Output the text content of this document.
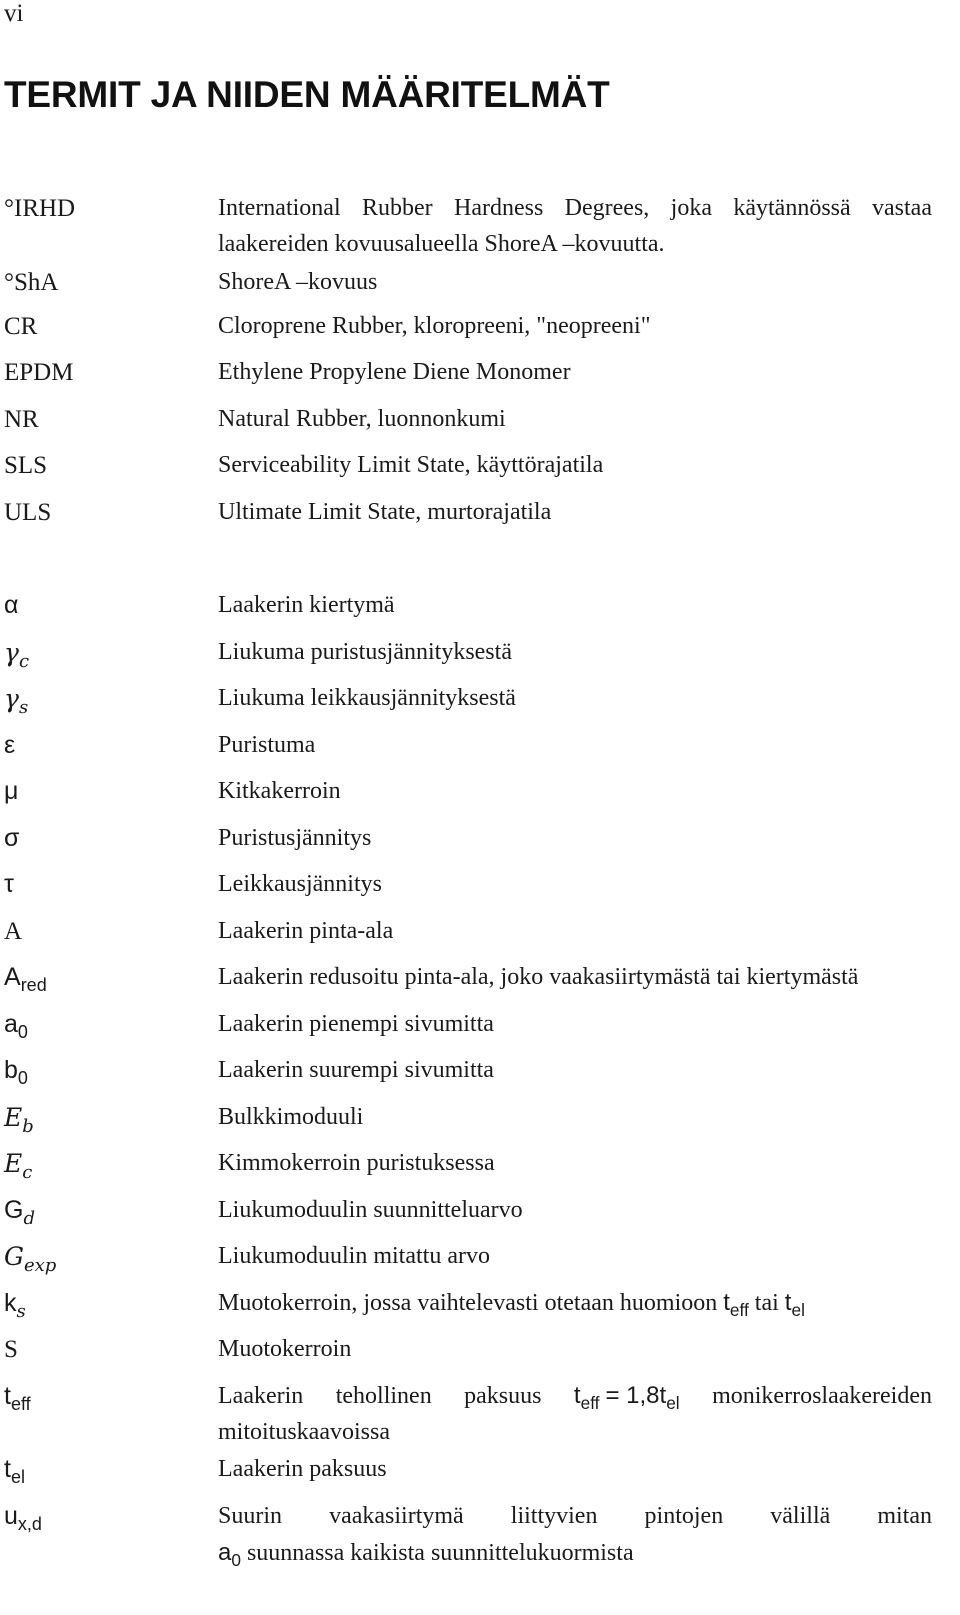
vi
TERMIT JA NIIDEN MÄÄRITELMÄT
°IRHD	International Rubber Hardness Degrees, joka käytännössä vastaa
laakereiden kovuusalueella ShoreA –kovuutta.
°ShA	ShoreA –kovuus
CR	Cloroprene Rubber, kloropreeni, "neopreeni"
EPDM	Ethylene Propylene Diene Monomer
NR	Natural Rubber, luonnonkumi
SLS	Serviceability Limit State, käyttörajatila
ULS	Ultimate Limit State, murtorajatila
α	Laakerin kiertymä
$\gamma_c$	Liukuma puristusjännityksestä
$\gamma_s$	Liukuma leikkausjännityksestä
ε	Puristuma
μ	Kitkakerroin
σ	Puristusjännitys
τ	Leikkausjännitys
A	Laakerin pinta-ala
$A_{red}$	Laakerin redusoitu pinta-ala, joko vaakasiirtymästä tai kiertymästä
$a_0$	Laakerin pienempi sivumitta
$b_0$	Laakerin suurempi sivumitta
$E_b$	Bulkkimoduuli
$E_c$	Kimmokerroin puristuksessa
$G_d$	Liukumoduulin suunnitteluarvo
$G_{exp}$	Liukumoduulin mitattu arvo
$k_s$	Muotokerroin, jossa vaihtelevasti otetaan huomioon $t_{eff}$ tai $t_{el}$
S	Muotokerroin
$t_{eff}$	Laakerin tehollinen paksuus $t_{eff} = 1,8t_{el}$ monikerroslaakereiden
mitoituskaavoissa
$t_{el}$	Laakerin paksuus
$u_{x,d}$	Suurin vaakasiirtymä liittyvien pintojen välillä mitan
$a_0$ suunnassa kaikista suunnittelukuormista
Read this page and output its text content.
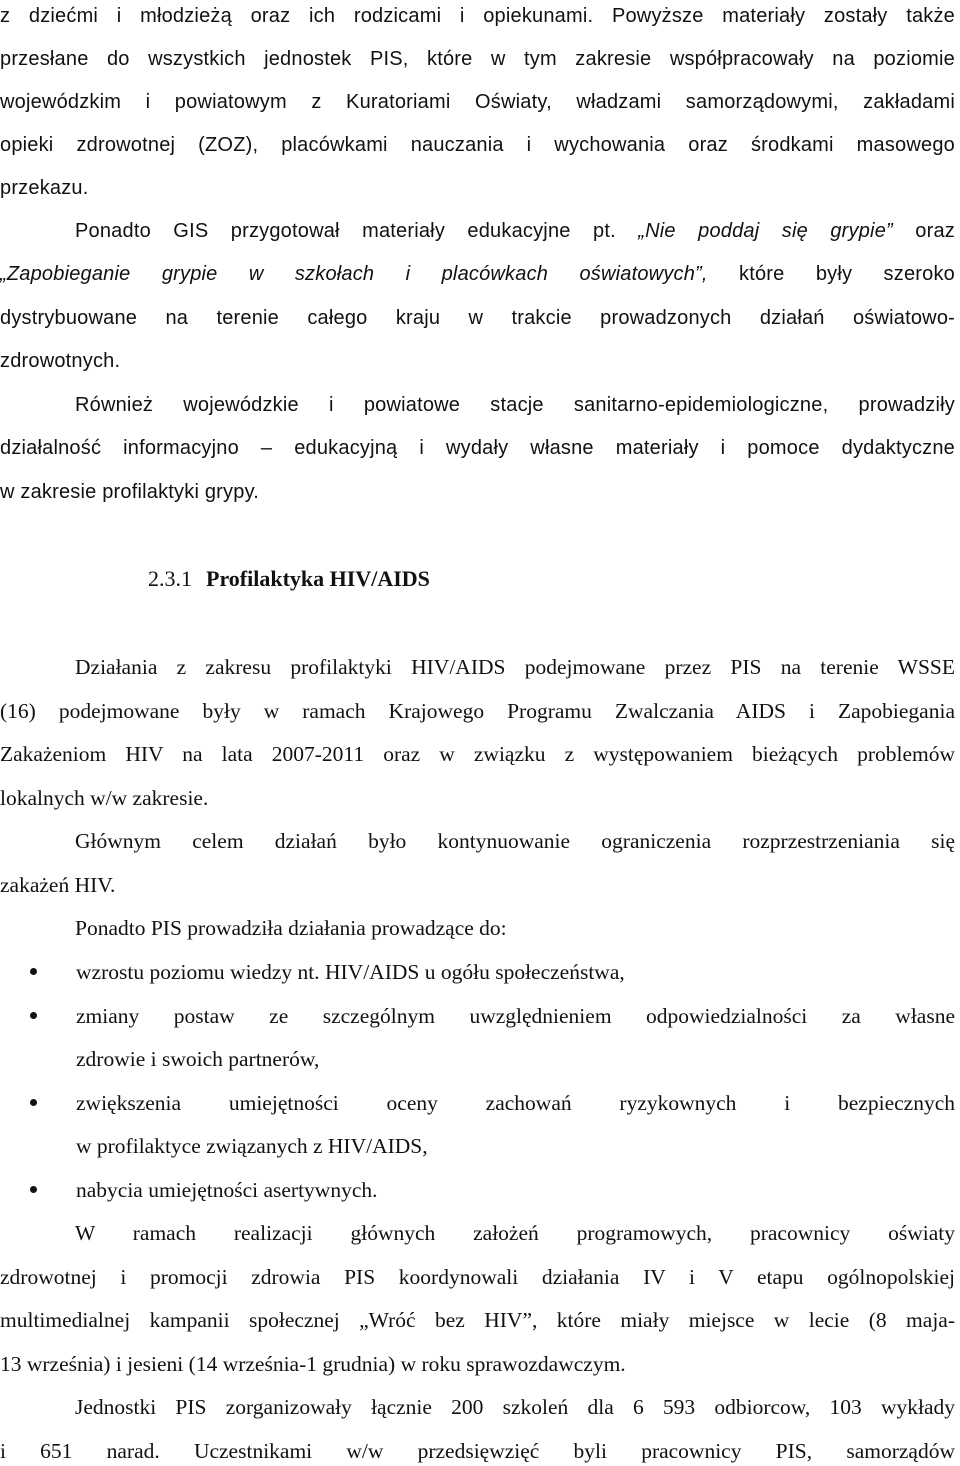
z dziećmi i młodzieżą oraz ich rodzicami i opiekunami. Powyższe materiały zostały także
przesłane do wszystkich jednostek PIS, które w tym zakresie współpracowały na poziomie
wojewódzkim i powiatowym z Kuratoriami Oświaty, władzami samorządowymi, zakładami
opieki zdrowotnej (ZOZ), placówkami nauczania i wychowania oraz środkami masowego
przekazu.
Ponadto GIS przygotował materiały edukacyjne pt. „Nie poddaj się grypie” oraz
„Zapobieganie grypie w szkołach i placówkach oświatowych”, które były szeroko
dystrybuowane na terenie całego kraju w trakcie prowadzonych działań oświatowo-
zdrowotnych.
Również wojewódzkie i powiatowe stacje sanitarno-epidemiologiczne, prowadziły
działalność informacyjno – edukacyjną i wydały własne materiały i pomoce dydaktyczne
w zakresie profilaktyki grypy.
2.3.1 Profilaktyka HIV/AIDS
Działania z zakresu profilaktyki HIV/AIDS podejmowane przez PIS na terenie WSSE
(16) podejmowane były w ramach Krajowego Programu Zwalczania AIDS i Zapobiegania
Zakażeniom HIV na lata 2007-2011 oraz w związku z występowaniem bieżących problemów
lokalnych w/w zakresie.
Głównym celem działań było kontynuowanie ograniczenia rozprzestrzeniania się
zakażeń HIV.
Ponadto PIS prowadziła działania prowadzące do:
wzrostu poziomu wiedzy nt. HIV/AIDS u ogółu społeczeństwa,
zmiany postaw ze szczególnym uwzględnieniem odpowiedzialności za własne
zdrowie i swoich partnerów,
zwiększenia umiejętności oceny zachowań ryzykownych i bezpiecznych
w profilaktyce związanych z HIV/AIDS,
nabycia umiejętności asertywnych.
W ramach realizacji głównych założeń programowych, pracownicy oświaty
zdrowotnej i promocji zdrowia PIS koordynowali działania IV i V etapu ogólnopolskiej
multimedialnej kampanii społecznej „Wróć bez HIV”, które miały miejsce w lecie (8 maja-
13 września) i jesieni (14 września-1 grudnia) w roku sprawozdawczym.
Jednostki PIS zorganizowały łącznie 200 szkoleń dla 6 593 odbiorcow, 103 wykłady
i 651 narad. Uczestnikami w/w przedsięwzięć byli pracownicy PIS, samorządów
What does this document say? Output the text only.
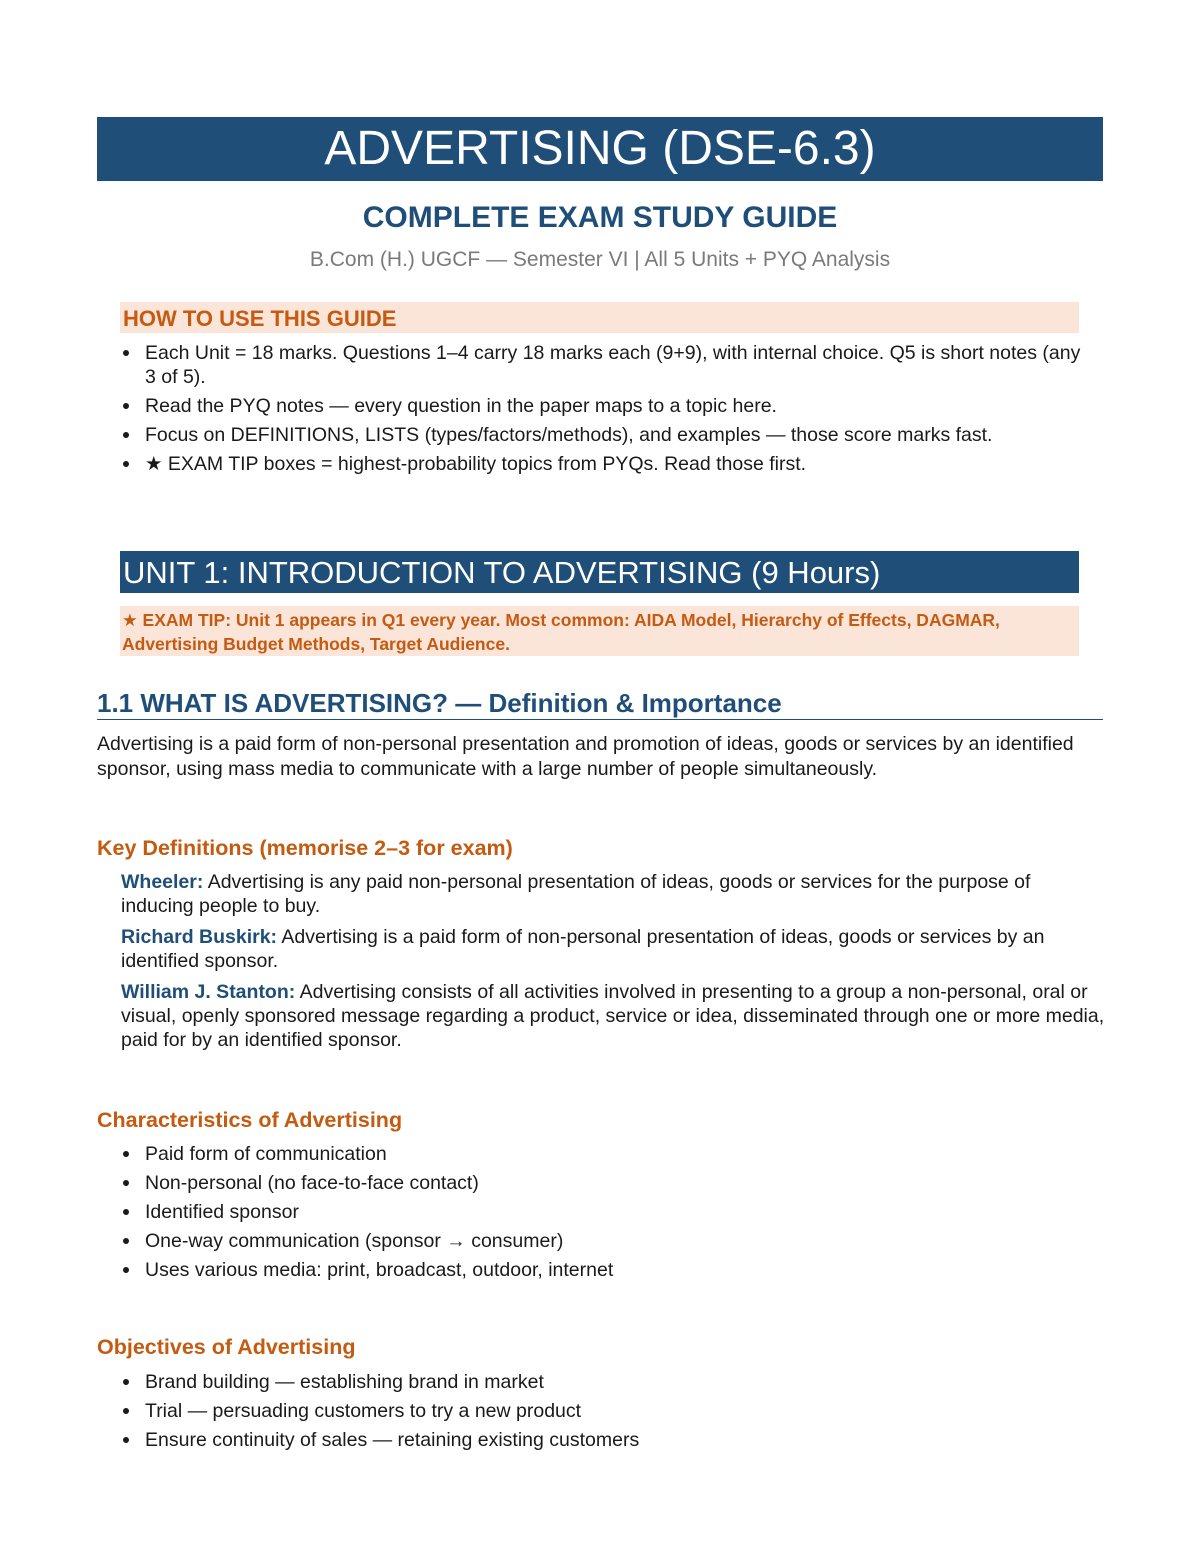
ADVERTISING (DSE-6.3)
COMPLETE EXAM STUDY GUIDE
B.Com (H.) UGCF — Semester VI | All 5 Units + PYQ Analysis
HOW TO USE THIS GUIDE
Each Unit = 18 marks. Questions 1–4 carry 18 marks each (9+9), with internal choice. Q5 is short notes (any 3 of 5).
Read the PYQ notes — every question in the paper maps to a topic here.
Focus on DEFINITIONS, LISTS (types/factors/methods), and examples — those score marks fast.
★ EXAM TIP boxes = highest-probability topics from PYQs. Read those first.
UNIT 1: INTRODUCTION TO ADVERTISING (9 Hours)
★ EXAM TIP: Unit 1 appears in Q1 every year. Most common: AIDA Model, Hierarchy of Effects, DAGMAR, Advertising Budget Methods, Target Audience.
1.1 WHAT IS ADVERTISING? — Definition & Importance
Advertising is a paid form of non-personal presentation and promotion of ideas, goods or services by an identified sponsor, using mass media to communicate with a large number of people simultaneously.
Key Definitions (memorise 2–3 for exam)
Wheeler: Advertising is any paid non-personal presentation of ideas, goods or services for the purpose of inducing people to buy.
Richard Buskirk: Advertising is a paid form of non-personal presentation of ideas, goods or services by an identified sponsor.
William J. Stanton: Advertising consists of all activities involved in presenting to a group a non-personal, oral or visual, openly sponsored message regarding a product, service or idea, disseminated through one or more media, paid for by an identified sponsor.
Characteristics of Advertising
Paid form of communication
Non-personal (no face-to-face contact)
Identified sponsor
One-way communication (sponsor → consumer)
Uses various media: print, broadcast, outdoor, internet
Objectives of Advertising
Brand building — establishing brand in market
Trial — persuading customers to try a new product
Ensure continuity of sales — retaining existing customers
● ● ●
DIRECTIONS FOR THIS TASK:
Show the lines of the material that contain the word "Limit".

RESPONSE TO THIS TASK:
SLS	Serviceability Limit State, käyttörajatila
ULS	Ultimate Limit State, murtorajatila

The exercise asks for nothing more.